• Excerpted data
#####

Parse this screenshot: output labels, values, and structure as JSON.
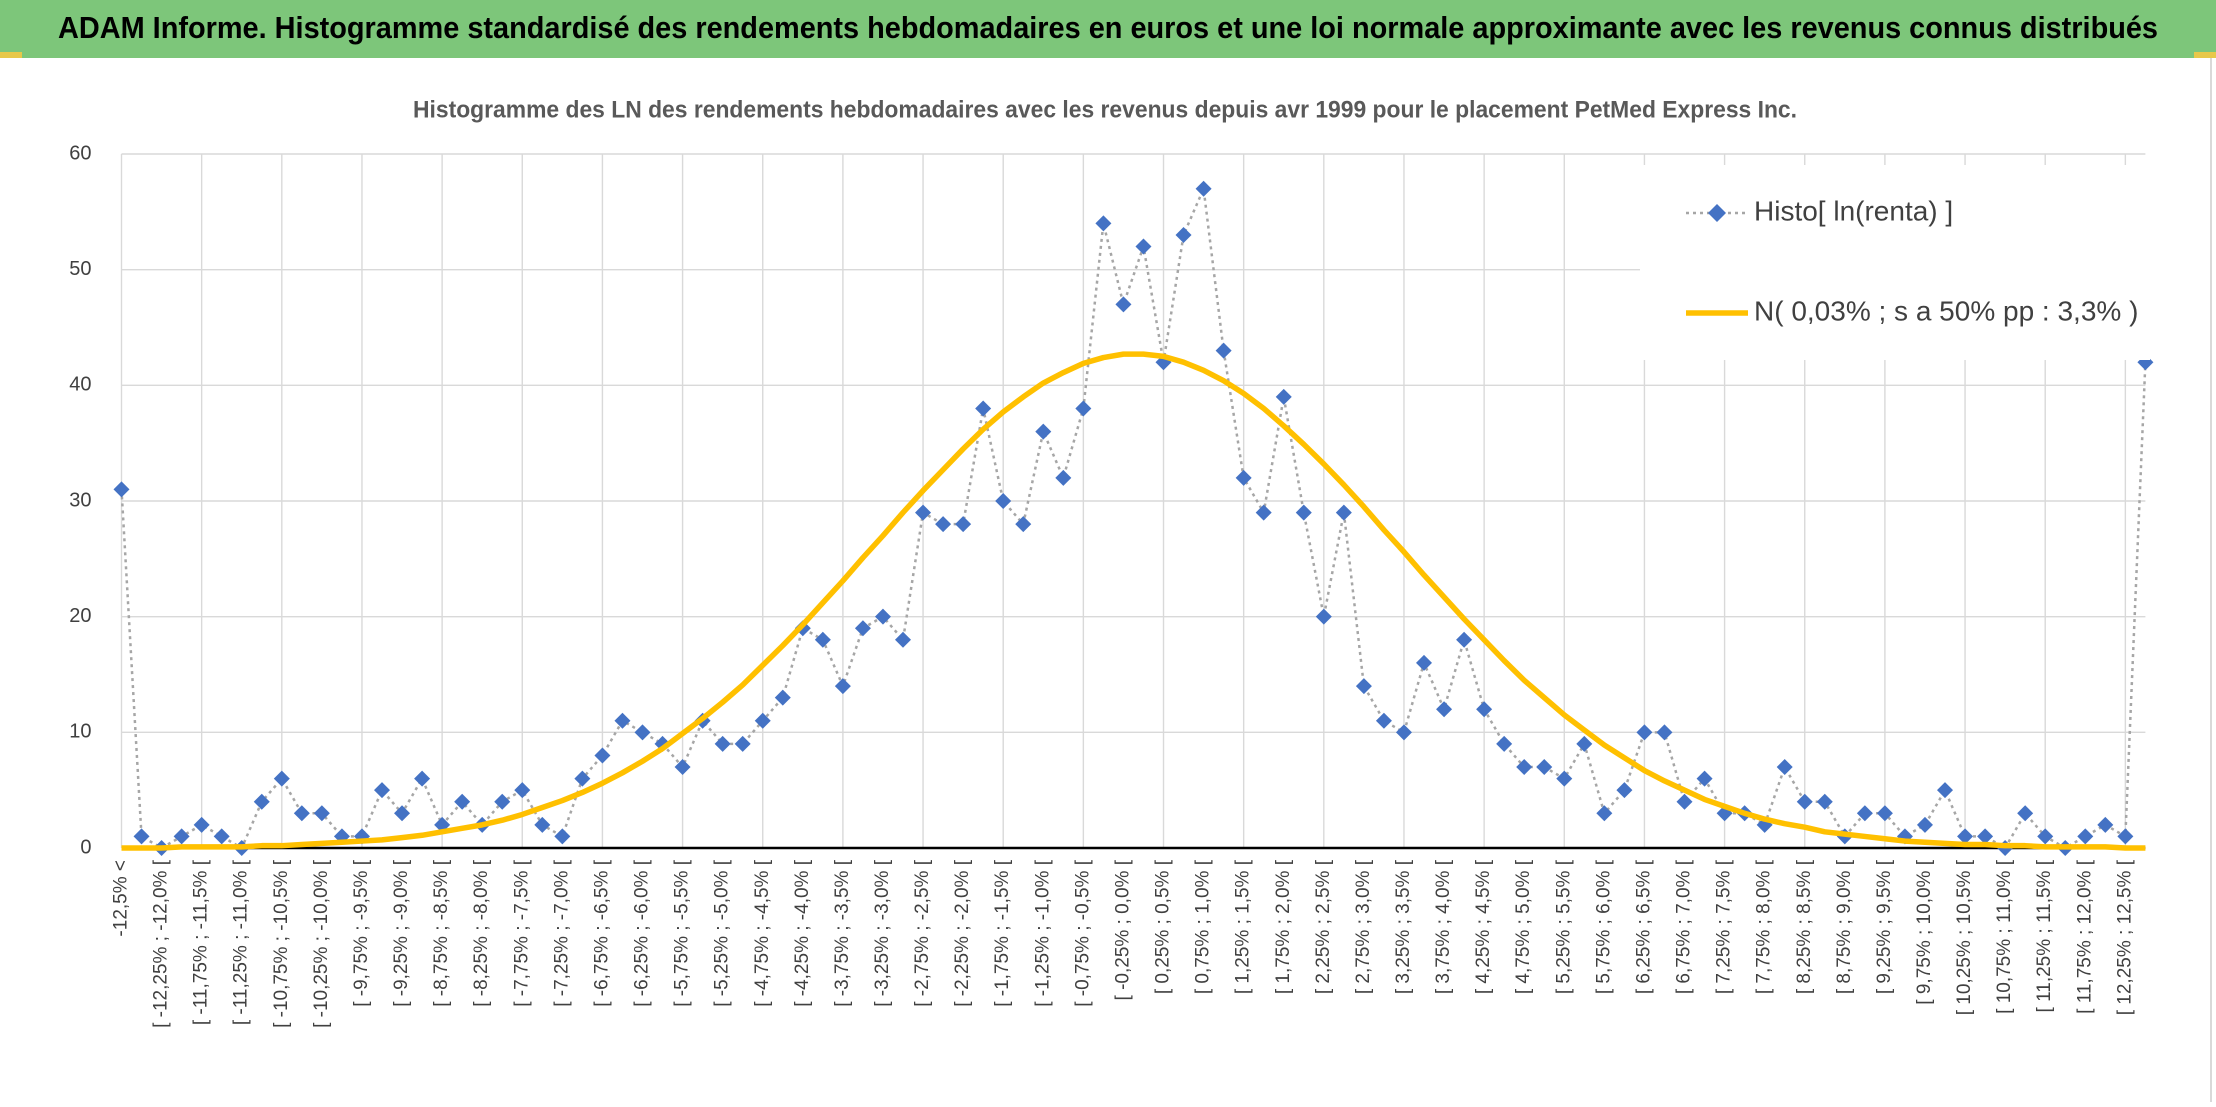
{
  "page_title": "ADAM Informe. Histogramme standardisé des rendements hebdomadaires en euros et une loi normale approximante avec les revenus connus distribués",
  "chart_data": {
    "type": "line",
    "title": "Histogramme des LN des rendements hebdomadaires avec les revenus depuis avr 1999 pour le placement PetMed Express Inc.",
    "categories": [
      "-12,5% <",
      null,
      "[ -12,25% ; -12,0% [",
      null,
      "[ -11,75% ; -11,5% [",
      null,
      "[ -11,25% ; -11,0% [",
      null,
      "[ -10,75% ; -10,5% [",
      null,
      "[ -10,25% ; -10,0% [",
      null,
      "[ -9,75% ; -9,5% [",
      null,
      "[ -9,25% ; -9,0% [",
      null,
      "[ -8,75% ; -8,5% [",
      null,
      "[ -8,25% ; -8,0% [",
      null,
      "[ -7,75% ; -7,5% [",
      null,
      "[ -7,25% ; -7,0% [",
      null,
      "[ -6,75% ; -6,5% [",
      null,
      "[ -6,25% ; -6,0% [",
      null,
      "[ -5,75% ; -5,5% [",
      null,
      "[ -5,25% ; -5,0% [",
      null,
      "[ -4,75% ; -4,5% [",
      null,
      "[ -4,25% ; -4,0% [",
      null,
      "[ -3,75% ; -3,5% [",
      null,
      "[ -3,25% ; -3,0% [",
      null,
      "[ -2,75% ; -2,5% [",
      null,
      "[ -2,25% ; -2,0% [",
      null,
      "[ -1,75% ; -1,5% [",
      null,
      "[ -1,25% ; -1,0% [",
      null,
      "[ -0,75% ; -0,5% [",
      null,
      "[ -0,25% ; 0,0% [",
      null,
      "[ 0,25% ; 0,5% [",
      null,
      "[ 0,75% ; 1,0% [",
      null,
      "[ 1,25% ; 1,5% [",
      null,
      "[ 1,75% ; 2,0% [",
      null,
      "[ 2,25% ; 2,5% [",
      null,
      "[ 2,75% ; 3,0% [",
      null,
      "[ 3,25% ; 3,5% [",
      null,
      "[ 3,75% ; 4,0% [",
      null,
      "[ 4,25% ; 4,5% [",
      null,
      "[ 4,75% ; 5,0% [",
      null,
      "[ 5,25% ; 5,5% [",
      null,
      "[ 5,75% ; 6,0% [",
      null,
      "[ 6,25% ; 6,5% [",
      null,
      "[ 6,75% ; 7,0% [",
      null,
      "[ 7,25% ; 7,5% [",
      null,
      "[ 7,75% ; 8,0% [",
      null,
      "[ 8,25% ; 8,5% [",
      null,
      "[ 8,75% ; 9,0% [",
      null,
      "[ 9,25% ; 9,5% [",
      null,
      "[ 9,75% ; 10,0% [",
      null,
      "[ 10,25% ; 10,5% [",
      null,
      "[ 10,75% ; 11,0% [",
      null,
      "[ 11,25% ; 11,5% [",
      null,
      "[ 11,75% ; 12,0% [",
      null,
      "[ 12,25% ; 12,5% [",
      null
    ],
    "series": [
      {
        "name": "Histo[ ln(renta) ]",
        "color": "#4472c4",
        "line_color": "#a6a6a6",
        "values": [
          31,
          1,
          0,
          1,
          2,
          1,
          0,
          4,
          6,
          3,
          3,
          1,
          1,
          5,
          3,
          6,
          2,
          4,
          2,
          4,
          5,
          2,
          1,
          6,
          8,
          11,
          10,
          9,
          7,
          11,
          9,
          9,
          11,
          13,
          19,
          18,
          14,
          19,
          20,
          18,
          29,
          28,
          28,
          38,
          30,
          28,
          36,
          32,
          38,
          54,
          47,
          52,
          42,
          53,
          57,
          43,
          32,
          29,
          39,
          29,
          20,
          29,
          14,
          11,
          10,
          16,
          12,
          18,
          12,
          9,
          7,
          7,
          6,
          9,
          3,
          5,
          10,
          10,
          4,
          6,
          3,
          3,
          2,
          7,
          4,
          4,
          1,
          3,
          3,
          1,
          2,
          5,
          1,
          1,
          0,
          3,
          1,
          0,
          1,
          2,
          1,
          42
        ]
      },
      {
        "name": "N( 0,03% ; s a 50% pp : 3,3% )",
        "color": "#ffc000",
        "values": [
          0,
          0,
          0,
          0.1,
          0.1,
          0.1,
          0.1,
          0.2,
          0.2,
          0.3,
          0.4,
          0.5,
          0.6,
          0.7,
          0.9,
          1.1,
          1.4,
          1.7,
          2,
          2.4,
          2.9,
          3.5,
          4.1,
          4.8,
          5.6,
          6.5,
          7.5,
          8.6,
          9.9,
          11.2,
          12.6,
          14.1,
          15.8,
          17.5,
          19.3,
          21.2,
          23.1,
          25.1,
          27,
          29,
          30.9,
          32.7,
          34.5,
          36.2,
          37.7,
          39,
          40.2,
          41.1,
          41.9,
          42.4,
          42.7,
          42.7,
          42.5,
          42,
          41.3,
          40.4,
          39.3,
          38,
          36.5,
          34.9,
          33.2,
          31.4,
          29.5,
          27.5,
          25.6,
          23.6,
          21.7,
          19.8,
          18,
          16.2,
          14.5,
          13,
          11.5,
          10.2,
          8.9,
          7.8,
          6.7,
          5.8,
          5,
          4.2,
          3.6,
          3,
          2.5,
          2.1,
          1.8,
          1.4,
          1.2,
          1,
          0.8,
          0.6,
          0.5,
          0.4,
          0.3,
          0.3,
          0.2,
          0.2,
          0.1,
          0.1,
          0.1,
          0.1,
          0,
          0
        ]
      }
    ],
    "ylim": [
      0,
      60
    ],
    "yticks": [
      0,
      10,
      20,
      30,
      40,
      50,
      60
    ],
    "grid": true,
    "legend": "upper right"
  }
}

#####

• Task statement
In the records above, how many lines include the string "Histogramme"? Answer with only the number.

• Finished task
2